TO DO:
Your answer must be the records below, given again exactly, with no pictures in it.

TASK DATA:
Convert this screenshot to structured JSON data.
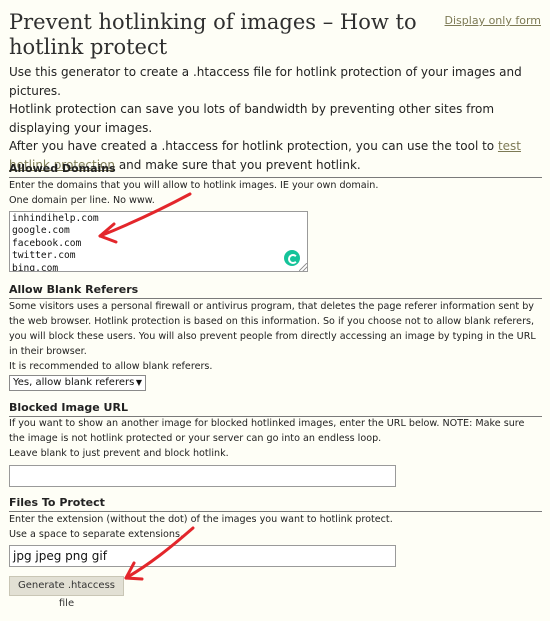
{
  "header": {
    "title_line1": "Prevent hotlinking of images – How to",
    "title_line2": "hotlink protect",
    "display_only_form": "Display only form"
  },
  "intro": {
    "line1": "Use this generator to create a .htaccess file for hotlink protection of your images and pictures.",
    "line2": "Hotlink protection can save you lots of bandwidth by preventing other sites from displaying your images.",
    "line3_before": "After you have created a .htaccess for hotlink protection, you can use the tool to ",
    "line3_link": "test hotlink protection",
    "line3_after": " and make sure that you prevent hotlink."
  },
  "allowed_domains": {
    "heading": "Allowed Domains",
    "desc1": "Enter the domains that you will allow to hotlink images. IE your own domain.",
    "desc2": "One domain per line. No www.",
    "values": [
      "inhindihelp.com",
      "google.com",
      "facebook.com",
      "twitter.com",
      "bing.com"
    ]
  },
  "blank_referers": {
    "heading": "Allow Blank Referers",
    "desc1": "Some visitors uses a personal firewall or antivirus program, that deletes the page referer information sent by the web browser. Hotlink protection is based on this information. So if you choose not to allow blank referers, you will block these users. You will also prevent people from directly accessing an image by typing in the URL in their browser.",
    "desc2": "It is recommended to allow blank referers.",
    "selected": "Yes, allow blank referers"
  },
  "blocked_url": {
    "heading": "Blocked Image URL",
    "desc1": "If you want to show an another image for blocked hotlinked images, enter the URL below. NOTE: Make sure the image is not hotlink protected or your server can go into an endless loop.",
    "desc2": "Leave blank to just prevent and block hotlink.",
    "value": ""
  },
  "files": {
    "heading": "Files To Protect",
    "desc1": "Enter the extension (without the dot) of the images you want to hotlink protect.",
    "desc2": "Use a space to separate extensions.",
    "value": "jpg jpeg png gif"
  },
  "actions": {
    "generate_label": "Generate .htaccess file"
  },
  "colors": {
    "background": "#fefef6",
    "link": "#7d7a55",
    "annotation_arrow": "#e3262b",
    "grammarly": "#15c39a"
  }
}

ANSWER FOR THIS EXERCISE:
Convert this screenshot to structured JSON data.
{
  "header": {
    "title_line1": "Prevent hotlinking of images – How to",
    "title_line2": "hotlink protect",
    "display_only_form": "Display only form"
  },
  "intro": {
    "line1": "Use this generator to create a .htaccess file for hotlink protection of your images and pictures.",
    "line2": "Hotlink protection can save you lots of bandwidth by preventing other sites from displaying your images.",
    "line3_before": "After you have created a .htaccess for hotlink protection, you can use the tool to ",
    "line3_link": "test hotlink protection",
    "line3_after": " and make sure that you prevent hotlink."
  },
  "allowed_domains": {
    "heading": "Allowed Domains",
    "desc1": "Enter the domains that you will allow to hotlink images. IE your own domain.",
    "desc2": "One domain per line. No www.",
    "values": [
      "inhindihelp.com",
      "google.com",
      "facebook.com",
      "twitter.com",
      "bing.com"
    ]
  },
  "blank_referers": {
    "heading": "Allow Blank Referers",
    "desc1": "Some visitors uses a personal firewall or antivirus program, that deletes the page referer information sent by the web browser. Hotlink protection is based on this information. So if you choose not to allow blank referers, you will block these users. You will also prevent people from directly accessing an image by typing in the URL in their browser.",
    "desc2": "It is recommended to allow blank referers.",
    "selected": "Yes, allow blank referers"
  },
  "blocked_url": {
    "heading": "Blocked Image URL",
    "desc1": "If you want to show an another image for blocked hotlinked images, enter the URL below. NOTE: Make sure the image is not hotlink protected or your server can go into an endless loop.",
    "desc2": "Leave blank to just prevent and block hotlink.",
    "value": ""
  },
  "files": {
    "heading": "Files To Protect",
    "desc1": "Enter the extension (without the dot) of the images you want to hotlink protect.",
    "desc2": "Use a space to separate extensions.",
    "value": "jpg jpeg png gif"
  },
  "actions": {
    "generate_label": "Generate .htaccess file"
  },
  "colors": {
    "background": "#fefef6",
    "link": "#7d7a55",
    "annotation_arrow": "#e3262b",
    "grammarly": "#15c39a"
  }
}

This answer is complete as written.